* [Problem description] Of the lines below, how many hold the string "name"? Give only the number.

* [Supplied records]
+++

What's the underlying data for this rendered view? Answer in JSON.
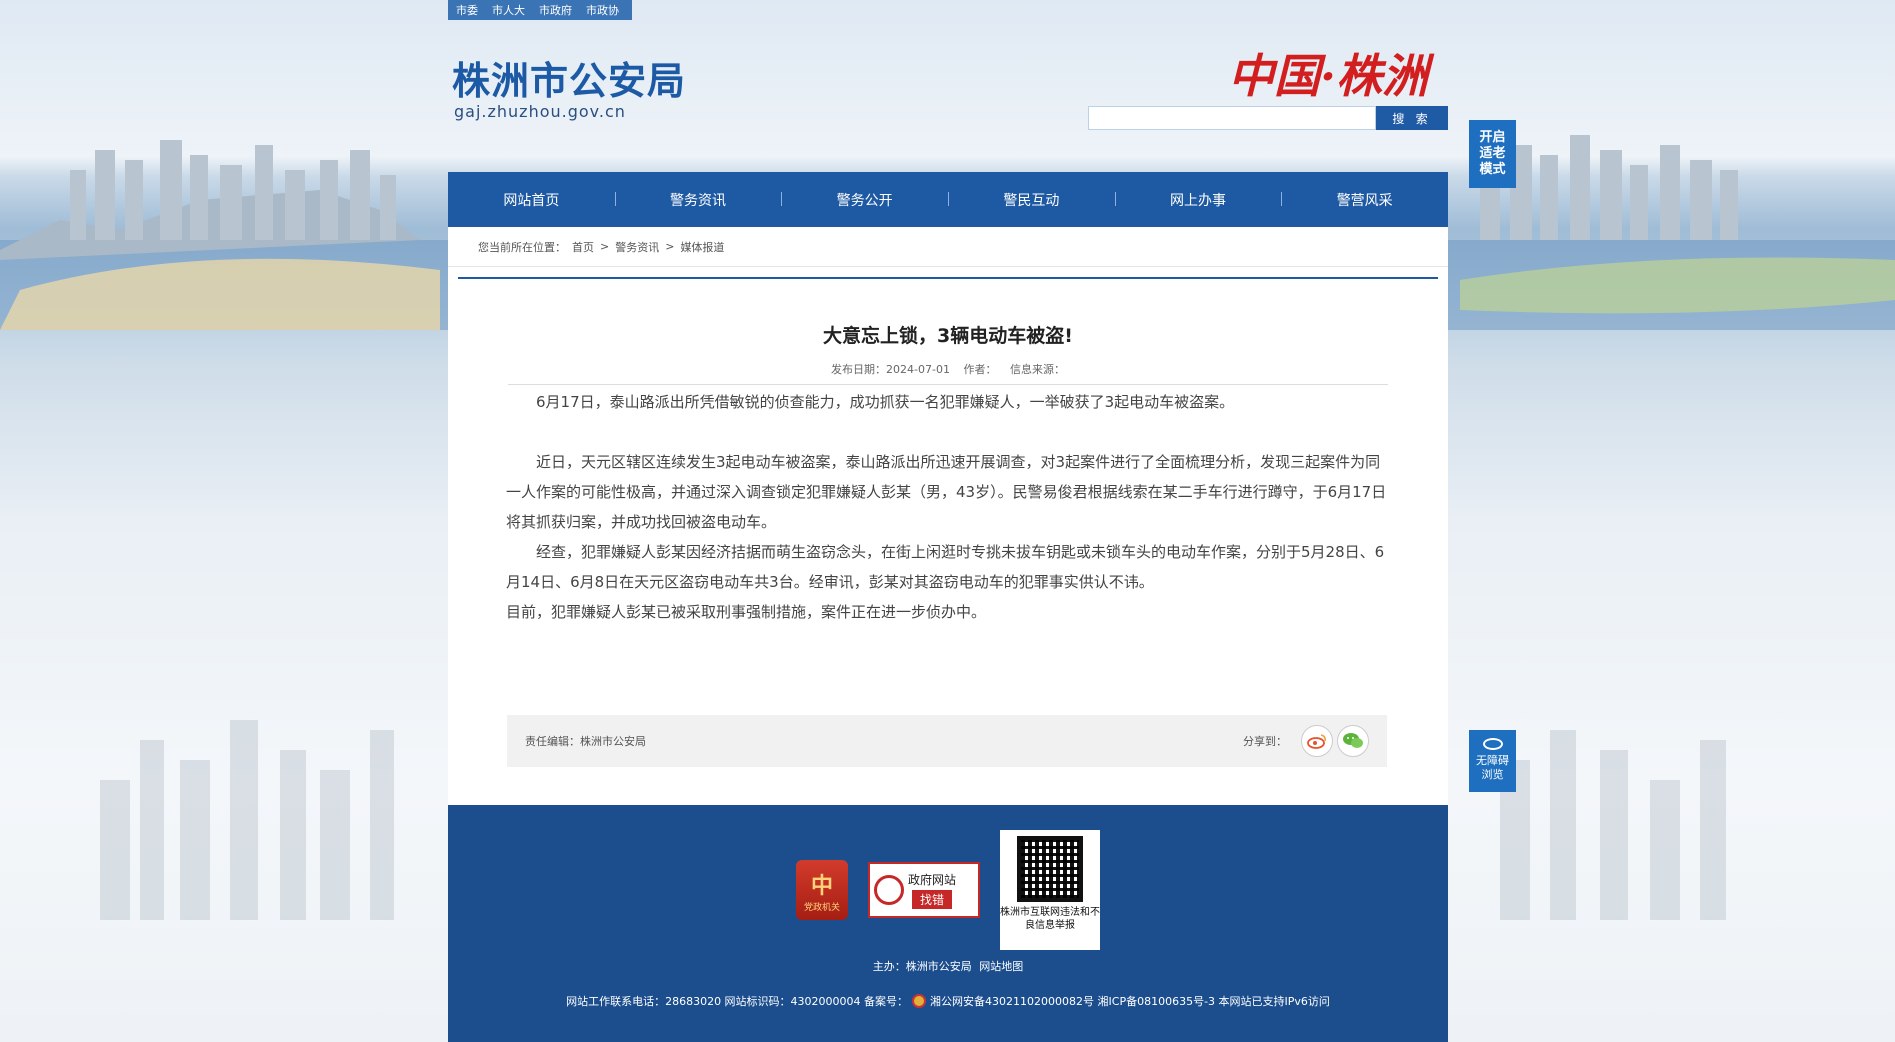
{
  "topbar": {
    "links": [
      "市委",
      "市人大",
      "市政府",
      "市政协"
    ]
  },
  "header": {
    "site_title": "株洲市公安局",
    "site_url": "gaj.zhuzhou.gov.cn",
    "calligraphy": "中国·株洲",
    "search_placeholder": "",
    "search_button": "搜 索"
  },
  "nav": {
    "items": [
      "网站首页",
      "警务资讯",
      "警务公开",
      "警民互动",
      "网上办事",
      "警营风采"
    ]
  },
  "breadcrumb": {
    "label": "您当前所在位置：",
    "path": [
      "首页",
      "警务资讯",
      "媒体报道"
    ]
  },
  "article": {
    "title": "大意忘上锁，3辆电动车被盗!",
    "date_label": "发布日期：2024-07-01",
    "author_label": "作者：",
    "source_label": "信息来源：",
    "p1": "6月17日，泰山路派出所凭借敏锐的侦查能力，成功抓获一名犯罪嫌疑人，一举破获了3起电动车被盗案。",
    "p2": "近日，天元区辖区连续发生3起电动车被盗案，泰山路派出所迅速开展调查，对3起案件进行了全面梳理分析，发现三起案件为同一人作案的可能性极高，并通过深入调查锁定犯罪嫌疑人彭某（男，43岁）。民警易俊君根据线索在某二手车行进行蹲守，于6月17日将其抓获归案，并成功找回被盗电动车。",
    "p3": "经查，犯罪嫌疑人彭某因经济拮据而萌生盗窃念头，在街上闲逛时专挑未拔车钥匙或未锁车头的电动车作案，分别于5月28日、6月14日、6月8日在天元区盗窃电动车共3台。经审讯，彭某对其盗窃电动车的犯罪事实供认不讳。",
    "p4": "目前，犯罪嫌疑人彭某已被采取刑事强制措施，案件正在进一步侦办中。",
    "editor": "责任编辑：株洲市公安局",
    "share_label": "分享到："
  },
  "footer": {
    "party_badge": "党政机关",
    "zc_badge_top": "政府网站",
    "zc_badge_bottom": "找错",
    "qr_caption": "株洲市互联网违法和不良信息举报",
    "host_label": "主办：株洲市公安局",
    "sitemap": "网站地图",
    "info_line_a": "网站工作联系电话：28683020 网站标识码：4302000004 备案号：",
    "info_line_b": "湘公网安备43021102000082号 湘ICP备08100635号-3 本网站已支持IPv6访问"
  },
  "side": {
    "elder_mode": [
      "开启",
      "适老",
      "模式"
    ],
    "accessible": [
      "无障碍",
      "浏览"
    ]
  }
}
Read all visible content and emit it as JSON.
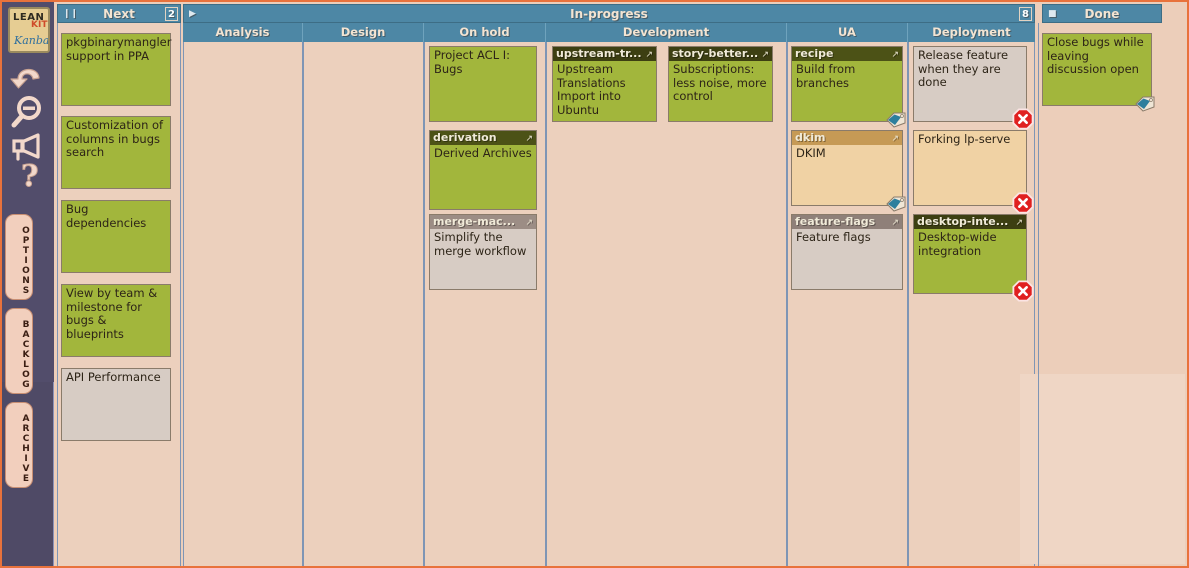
{
  "app": {
    "logo": {
      "lean": "LEAN",
      "kit": "KIT",
      "kanban": "Kanban"
    },
    "accent_orange": "#e8723c",
    "lane_header_color": "#4d87a5",
    "board_background": "#ecd0bd"
  },
  "rail": {
    "icons": [
      {
        "name": "undo-icon",
        "glyph": "undo"
      },
      {
        "name": "zoom-out-icon",
        "glyph": "zoom-out"
      },
      {
        "name": "megaphone-icon",
        "glyph": "megaphone"
      },
      {
        "name": "help-icon",
        "glyph": "question"
      }
    ],
    "tabs": [
      {
        "label": "OPTIONS"
      },
      {
        "label": "BACKLOG"
      },
      {
        "label": "ARCHIVE"
      }
    ]
  },
  "lanes": [
    {
      "id": "next",
      "title": "Next",
      "badge": "2",
      "control": "pause"
    },
    {
      "id": "inprogress",
      "title": "In-progress",
      "badge": "8",
      "control": "collapse-right"
    },
    {
      "id": "done",
      "title": "Done",
      "badge": "",
      "control": "stop"
    }
  ],
  "columns": [
    {
      "id": "analysis",
      "label": "Analysis"
    },
    {
      "id": "design",
      "label": "Design"
    },
    {
      "id": "onhold",
      "label": "On hold"
    },
    {
      "id": "development",
      "label": "Development"
    },
    {
      "id": "ua",
      "label": "UA"
    },
    {
      "id": "deployment",
      "label": "Deployment"
    }
  ],
  "cards": {
    "next": [
      {
        "title": "",
        "body": "pkgbinarymangler support in PPA",
        "color": "green",
        "header": false,
        "tag": false,
        "blocked": false
      },
      {
        "title": "",
        "body": "Customization of columns in bugs search",
        "color": "green",
        "header": false,
        "tag": false,
        "blocked": false
      },
      {
        "title": "",
        "body": "Bug dependencies",
        "color": "green",
        "header": false,
        "tag": false,
        "blocked": false
      },
      {
        "title": "",
        "body": "View by team & milestone for bugs & blueprints",
        "color": "green",
        "header": false,
        "tag": false,
        "blocked": false
      },
      {
        "title": "",
        "body": "API Performance",
        "color": "gray",
        "header": false,
        "tag": false,
        "blocked": false
      }
    ],
    "onhold": [
      {
        "title": "",
        "body": "Project ACL I: Bugs",
        "color": "green",
        "header": false,
        "tag": false,
        "blocked": false
      },
      {
        "title": "derivation",
        "body": "Derived Archives",
        "color": "green",
        "header": true,
        "header_style": "olive",
        "tag": false,
        "blocked": false
      },
      {
        "title": "merge-mac...",
        "body": "Simplify the merge workflow",
        "color": "gray",
        "header": true,
        "header_style": "mauve",
        "tag": false,
        "blocked": false
      }
    ],
    "development": [
      {
        "title": "upstream-tr...",
        "body": "Upstream Translations Import into Ubuntu",
        "color": "green",
        "header": true,
        "header_style": "dark",
        "tag": false,
        "blocked": false
      },
      {
        "title": "story-better...",
        "body": "Subscriptions: less noise, more control",
        "color": "green",
        "header": true,
        "header_style": "dark",
        "tag": false,
        "blocked": false
      }
    ],
    "ua": [
      {
        "title": "recipe",
        "body": "Build from branches",
        "color": "green",
        "header": true,
        "header_style": "olive",
        "tag": true,
        "blocked": false
      },
      {
        "title": "dkim",
        "body": "DKIM",
        "color": "tan",
        "header": true,
        "header_style": "gold",
        "tag": true,
        "blocked": false
      },
      {
        "title": "feature-flags",
        "body": "Feature flags",
        "color": "gray",
        "header": true,
        "header_style": "mauve2",
        "tag": false,
        "blocked": false
      }
    ],
    "deployment": [
      {
        "title": "",
        "body": "Release feature when they are done",
        "color": "gray",
        "header": false,
        "tag": false,
        "blocked": true
      },
      {
        "title": "",
        "body": "Forking lp-serve",
        "color": "tan",
        "header": false,
        "tag": false,
        "blocked": true
      },
      {
        "title": "desktop-inte...",
        "body": "Desktop-wide integration",
        "color": "green",
        "header": true,
        "header_style": "dark",
        "tag": false,
        "blocked": true
      }
    ],
    "done": [
      {
        "title": "",
        "body": "Close bugs while leaving discussion open",
        "color": "green",
        "header": false,
        "tag": true,
        "blocked": false
      }
    ]
  }
}
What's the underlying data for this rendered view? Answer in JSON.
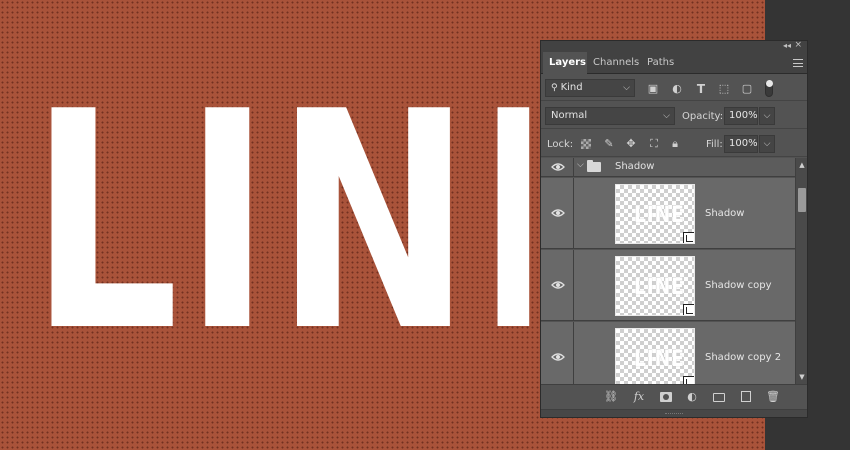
{
  "canvas": {
    "text": "LINE",
    "background_color": "#a9533a",
    "text_color": "#ffffff"
  },
  "panel": {
    "tabs": [
      {
        "label": "Layers",
        "active": true
      },
      {
        "label": "Channels",
        "active": false
      },
      {
        "label": "Paths",
        "active": false
      }
    ],
    "filter": {
      "kind_label": "Kind"
    },
    "blend": {
      "mode": "Normal",
      "opacity_label": "Opacity:",
      "opacity_value": "100%"
    },
    "lock": {
      "label": "Lock:",
      "fill_label": "Fill:",
      "fill_value": "100%"
    },
    "group": {
      "name": "Shadow",
      "expanded": true
    },
    "layers": [
      {
        "name": "Shadow",
        "thumb_text": "LINE"
      },
      {
        "name": "Shadow copy",
        "thumb_text": "LINE"
      },
      {
        "name": "Shadow copy 2",
        "thumb_text": "LINE"
      }
    ]
  },
  "colors": {
    "panel_bg": "#535353",
    "layer_row_bg": "#696969",
    "workspace_dark": "#343434"
  }
}
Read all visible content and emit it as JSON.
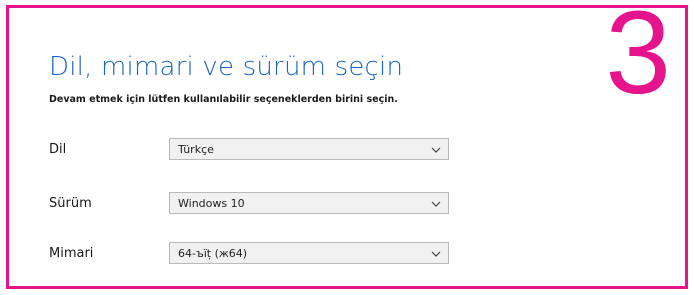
{
  "step": {
    "number": "3"
  },
  "header": {
    "title": "Dil, mimari ve sürüm seçin",
    "subtitle": "Devam etmek için lütfen kullanılabilir seçeneklerden birini seçin."
  },
  "fields": [
    {
      "label": "Dil",
      "value": "Türkçe",
      "icon": "chevron-down-icon"
    },
    {
      "label": "Sürüm",
      "value": "Windows 10",
      "icon": "chevron-down-icon"
    },
    {
      "label": "Mimari",
      "value": "64-ъїț (ж64)",
      "icon": "chevron-down-icon"
    }
  ],
  "colors": {
    "accent": "#e5148c",
    "title": "#1a66c2",
    "select_bg": "#f1f1f1",
    "select_border": "#b9b9b9"
  }
}
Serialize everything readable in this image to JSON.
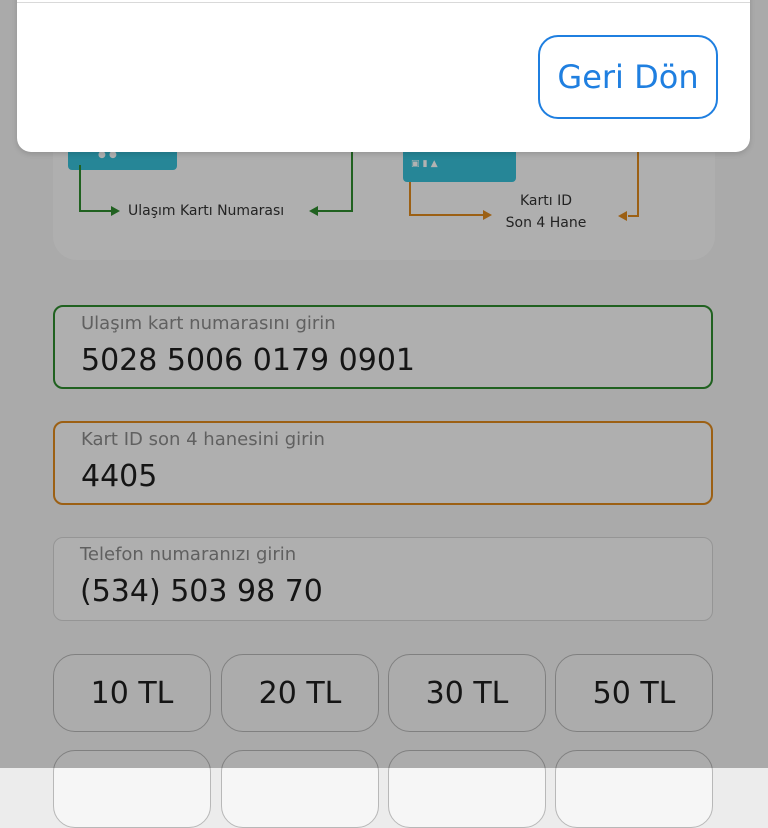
{
  "info_card": {
    "left_caption": "Ulaşım Kartı Numarası",
    "right_caption_line1": "Kartı ID",
    "right_caption_line2": "Son 4 Hane",
    "colors": {
      "green": "#2e8b2e",
      "orange": "#e08a1e",
      "card": "#37c1d9"
    }
  },
  "fields": {
    "card_number": {
      "label": "Ulaşım kart numarasını girin",
      "value": "5028 5006 0179 0901"
    },
    "card_id": {
      "label": "Kart ID son 4 hanesini girin",
      "value": "4405"
    },
    "phone": {
      "label": "Telefon numaranızı girin",
      "value": "(534) 503 98 70"
    }
  },
  "amounts": [
    "10 TL",
    "20 TL",
    "30 TL",
    "50 TL"
  ],
  "modal": {
    "back_label": "Geri Dön",
    "accent": "#1f7fe0"
  }
}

+++

* [Answer to the exercise] 8